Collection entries
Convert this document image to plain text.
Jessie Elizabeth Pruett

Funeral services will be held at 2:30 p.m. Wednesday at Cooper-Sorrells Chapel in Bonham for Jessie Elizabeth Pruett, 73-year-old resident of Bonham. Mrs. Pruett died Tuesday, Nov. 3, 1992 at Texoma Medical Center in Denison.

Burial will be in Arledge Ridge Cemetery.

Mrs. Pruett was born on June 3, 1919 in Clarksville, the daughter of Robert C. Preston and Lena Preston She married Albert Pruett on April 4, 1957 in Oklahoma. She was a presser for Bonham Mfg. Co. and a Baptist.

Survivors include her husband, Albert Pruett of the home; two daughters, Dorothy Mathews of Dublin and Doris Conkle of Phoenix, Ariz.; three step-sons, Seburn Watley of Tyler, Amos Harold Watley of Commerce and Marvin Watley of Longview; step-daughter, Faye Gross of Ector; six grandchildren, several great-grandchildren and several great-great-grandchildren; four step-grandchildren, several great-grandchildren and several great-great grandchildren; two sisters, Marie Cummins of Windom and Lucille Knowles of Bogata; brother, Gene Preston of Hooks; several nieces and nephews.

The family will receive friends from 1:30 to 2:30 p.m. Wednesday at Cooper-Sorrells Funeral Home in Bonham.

◆ About this exercise
Exactly as they stand above, write out all the entries again.

◆ Exercise answer
Convert this document image to plain text.
Jessie Elizabeth Pruett

Funeral services will be held at 2:30 p.m. Wednesday at Cooper-Sorrells Chapel in Bonham for Jessie Elizabeth Pruett, 73-year-old resident of Bonham. Mrs. Pruett died Tuesday, Nov. 3, 1992 at Texoma Medical Center in Denison.

Burial will be in Arledge Ridge Cemetery.

Mrs. Pruett was born on June 3, 1919 in Clarksville, the daughter of Robert C. Preston and Lena Preston She married Albert Pruett on April 4, 1957 in Oklahoma. She was a presser for Bonham Mfg. Co. and a Baptist.

Survivors include her husband, Albert Pruett of the home; two daughters, Dorothy Mathews of Dublin and Doris Conkle of Phoenix, Ariz.; three step-sons, Seburn Watley of Tyler, Amos Harold Watley of Commerce and Marvin Watley of Longview; step-daughter, Faye Gross of Ector; six grandchildren, several great-grandchildren and several great-great-grandchildren; four step-grandchildren, several great-grandchildren and several great-great grandchildren; two sisters, Marie Cummins of Windom and Lucille Knowles of Bogata; brother, Gene Preston of Hooks; several nieces and nephews.

The family will receive friends from 1:30 to 2:30 p.m. Wednesday at Cooper-Sorrells Funeral Home in Bonham.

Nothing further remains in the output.